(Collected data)
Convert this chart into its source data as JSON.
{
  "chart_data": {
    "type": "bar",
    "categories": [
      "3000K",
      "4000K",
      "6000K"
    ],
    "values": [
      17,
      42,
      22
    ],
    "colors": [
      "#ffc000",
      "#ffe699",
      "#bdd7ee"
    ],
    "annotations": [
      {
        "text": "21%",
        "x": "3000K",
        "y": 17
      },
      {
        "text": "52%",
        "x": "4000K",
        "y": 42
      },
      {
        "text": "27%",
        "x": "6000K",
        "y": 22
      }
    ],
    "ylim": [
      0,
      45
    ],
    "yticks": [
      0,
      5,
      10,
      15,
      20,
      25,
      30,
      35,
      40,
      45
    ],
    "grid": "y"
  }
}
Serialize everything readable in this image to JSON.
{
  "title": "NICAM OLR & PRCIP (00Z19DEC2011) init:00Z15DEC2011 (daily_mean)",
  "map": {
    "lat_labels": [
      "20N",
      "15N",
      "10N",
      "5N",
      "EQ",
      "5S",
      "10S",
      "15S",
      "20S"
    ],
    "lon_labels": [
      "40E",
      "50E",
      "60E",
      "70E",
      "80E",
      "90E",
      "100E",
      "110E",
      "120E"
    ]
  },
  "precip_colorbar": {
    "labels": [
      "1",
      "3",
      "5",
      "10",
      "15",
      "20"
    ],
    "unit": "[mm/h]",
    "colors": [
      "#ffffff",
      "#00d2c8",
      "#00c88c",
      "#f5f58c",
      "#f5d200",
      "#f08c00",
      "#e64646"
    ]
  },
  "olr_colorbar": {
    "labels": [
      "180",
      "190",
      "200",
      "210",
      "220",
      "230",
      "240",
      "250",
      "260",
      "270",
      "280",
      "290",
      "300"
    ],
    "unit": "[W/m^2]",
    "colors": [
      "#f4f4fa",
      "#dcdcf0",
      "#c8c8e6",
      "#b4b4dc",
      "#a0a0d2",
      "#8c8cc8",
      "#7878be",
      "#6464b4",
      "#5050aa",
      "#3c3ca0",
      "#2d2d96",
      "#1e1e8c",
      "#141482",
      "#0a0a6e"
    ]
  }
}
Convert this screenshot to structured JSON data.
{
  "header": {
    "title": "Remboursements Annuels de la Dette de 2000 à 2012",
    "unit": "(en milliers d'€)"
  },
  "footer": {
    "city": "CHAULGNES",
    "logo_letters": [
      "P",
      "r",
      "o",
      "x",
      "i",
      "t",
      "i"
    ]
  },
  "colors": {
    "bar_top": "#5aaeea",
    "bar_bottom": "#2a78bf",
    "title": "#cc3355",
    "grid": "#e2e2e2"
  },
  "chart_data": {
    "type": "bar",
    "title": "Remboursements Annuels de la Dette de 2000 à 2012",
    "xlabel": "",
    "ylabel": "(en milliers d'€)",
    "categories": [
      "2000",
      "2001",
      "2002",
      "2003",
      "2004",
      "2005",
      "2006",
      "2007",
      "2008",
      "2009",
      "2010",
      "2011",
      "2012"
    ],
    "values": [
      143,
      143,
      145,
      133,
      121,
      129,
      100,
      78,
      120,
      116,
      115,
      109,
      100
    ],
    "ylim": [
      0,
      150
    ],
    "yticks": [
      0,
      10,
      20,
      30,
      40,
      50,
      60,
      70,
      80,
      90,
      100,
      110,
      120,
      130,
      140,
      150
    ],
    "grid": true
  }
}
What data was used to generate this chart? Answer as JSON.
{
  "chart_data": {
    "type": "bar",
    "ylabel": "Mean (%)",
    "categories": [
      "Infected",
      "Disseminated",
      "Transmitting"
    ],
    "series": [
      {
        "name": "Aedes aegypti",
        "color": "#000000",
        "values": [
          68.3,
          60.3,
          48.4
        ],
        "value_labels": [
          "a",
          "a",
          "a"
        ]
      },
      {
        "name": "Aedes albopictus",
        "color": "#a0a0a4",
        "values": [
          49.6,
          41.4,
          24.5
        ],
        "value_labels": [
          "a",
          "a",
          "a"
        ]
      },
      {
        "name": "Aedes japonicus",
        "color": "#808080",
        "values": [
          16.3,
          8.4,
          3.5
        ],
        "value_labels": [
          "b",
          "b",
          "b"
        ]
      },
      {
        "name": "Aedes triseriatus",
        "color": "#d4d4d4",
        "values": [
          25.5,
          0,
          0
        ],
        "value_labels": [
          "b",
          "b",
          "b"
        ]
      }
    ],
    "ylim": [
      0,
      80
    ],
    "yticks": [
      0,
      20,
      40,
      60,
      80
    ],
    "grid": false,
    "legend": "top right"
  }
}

Goal:
Nothing may be left out: return each entry exactly as it reads.

Solution:
Convert this chart into its source data as JSON.
{
  "chart_data": {
    "type": "bar",
    "categories": [
      "3000K",
      "4000K",
      "6000K"
    ],
    "values": [
      17,
      42,
      22
    ],
    "colors": [
      "#ffc000",
      "#ffe699",
      "#bdd7ee"
    ],
    "annotations": [
      {
        "text": "21%",
        "x": "3000K",
        "y": 17
      },
      {
        "text": "52%",
        "x": "4000K",
        "y": 42
      },
      {
        "text": "27%",
        "x": "6000K",
        "y": 22
      }
    ],
    "ylim": [
      0,
      45
    ],
    "yticks": [
      0,
      5,
      10,
      15,
      20,
      25,
      30,
      35,
      40,
      45
    ],
    "grid": "y"
  }
}
Serialize everything readable in this image to JSON.
{
  "title": "NICAM OLR & PRCIP (00Z19DEC2011) init:00Z15DEC2011 (daily_mean)",
  "map": {
    "lat_labels": [
      "20N",
      "15N",
      "10N",
      "5N",
      "EQ",
      "5S",
      "10S",
      "15S",
      "20S"
    ],
    "lon_labels": [
      "40E",
      "50E",
      "60E",
      "70E",
      "80E",
      "90E",
      "100E",
      "110E",
      "120E"
    ]
  },
  "precip_colorbar": {
    "labels": [
      "1",
      "3",
      "5",
      "10",
      "15",
      "20"
    ],
    "unit": "[mm/h]",
    "colors": [
      "#ffffff",
      "#00d2c8",
      "#00c88c",
      "#f5f58c",
      "#f5d200",
      "#f08c00",
      "#e64646"
    ]
  },
  "olr_colorbar": {
    "labels": [
      "180",
      "190",
      "200",
      "210",
      "220",
      "230",
      "240",
      "250",
      "260",
      "270",
      "280",
      "290",
      "300"
    ],
    "unit": "[W/m^2]",
    "colors": [
      "#f4f4fa",
      "#dcdcf0",
      "#c8c8e6",
      "#b4b4dc",
      "#a0a0d2",
      "#8c8cc8",
      "#7878be",
      "#6464b4",
      "#5050aa",
      "#3c3ca0",
      "#2d2d96",
      "#1e1e8c",
      "#141482",
      "#0a0a6e"
    ]
  }
}
Convert this screenshot to structured JSON data.
{
  "header": {
    "title": "Remboursements Annuels de la Dette de 2000 à 2012",
    "unit": "(en milliers d'€)"
  },
  "footer": {
    "city": "CHAULGNES",
    "logo_letters": [
      "P",
      "r",
      "o",
      "x",
      "i",
      "t",
      "i"
    ]
  },
  "colors": {
    "bar_top": "#5aaeea",
    "bar_bottom": "#2a78bf",
    "title": "#cc3355",
    "grid": "#e2e2e2"
  },
  "chart_data": {
    "type": "bar",
    "title": "Remboursements Annuels de la Dette de 2000 à 2012",
    "xlabel": "",
    "ylabel": "(en milliers d'€)",
    "categories": [
      "2000",
      "2001",
      "2002",
      "2003",
      "2004",
      "2005",
      "2006",
      "2007",
      "2008",
      "2009",
      "2010",
      "2011",
      "2012"
    ],
    "values": [
      143,
      143,
      145,
      133,
      121,
      129,
      100,
      78,
      120,
      116,
      115,
      109,
      100
    ],
    "ylim": [
      0,
      150
    ],
    "yticks": [
      0,
      10,
      20,
      30,
      40,
      50,
      60,
      70,
      80,
      90,
      100,
      110,
      120,
      130,
      140,
      150
    ],
    "grid": true
  }
}
What data was used to generate this chart? Answer as JSON.
{
  "chart_data": {
    "type": "bar",
    "ylabel": "Mean (%)",
    "categories": [
      "Infected",
      "Disseminated",
      "Transmitting"
    ],
    "series": [
      {
        "name": "Aedes aegypti",
        "color": "#000000",
        "values": [
          68.3,
          60.3,
          48.4
        ],
        "value_labels": [
          "a",
          "a",
          "a"
        ]
      },
      {
        "name": "Aedes albopictus",
        "color": "#a0a0a4",
        "values": [
          49.6,
          41.4,
          24.5
        ],
        "value_labels": [
          "a",
          "a",
          "a"
        ]
      },
      {
        "name": "Aedes japonicus",
        "color": "#808080",
        "values": [
          16.3,
          8.4,
          3.5
        ],
        "value_labels": [
          "b",
          "b",
          "b"
        ]
      },
      {
        "name": "Aedes triseriatus",
        "color": "#d4d4d4",
        "values": [
          25.5,
          0,
          0
        ],
        "value_labels": [
          "b",
          "b",
          "b"
        ]
      }
    ],
    "ylim": [
      0,
      80
    ],
    "yticks": [
      0,
      20,
      40,
      60,
      80
    ],
    "grid": false,
    "legend": "top right"
  }
}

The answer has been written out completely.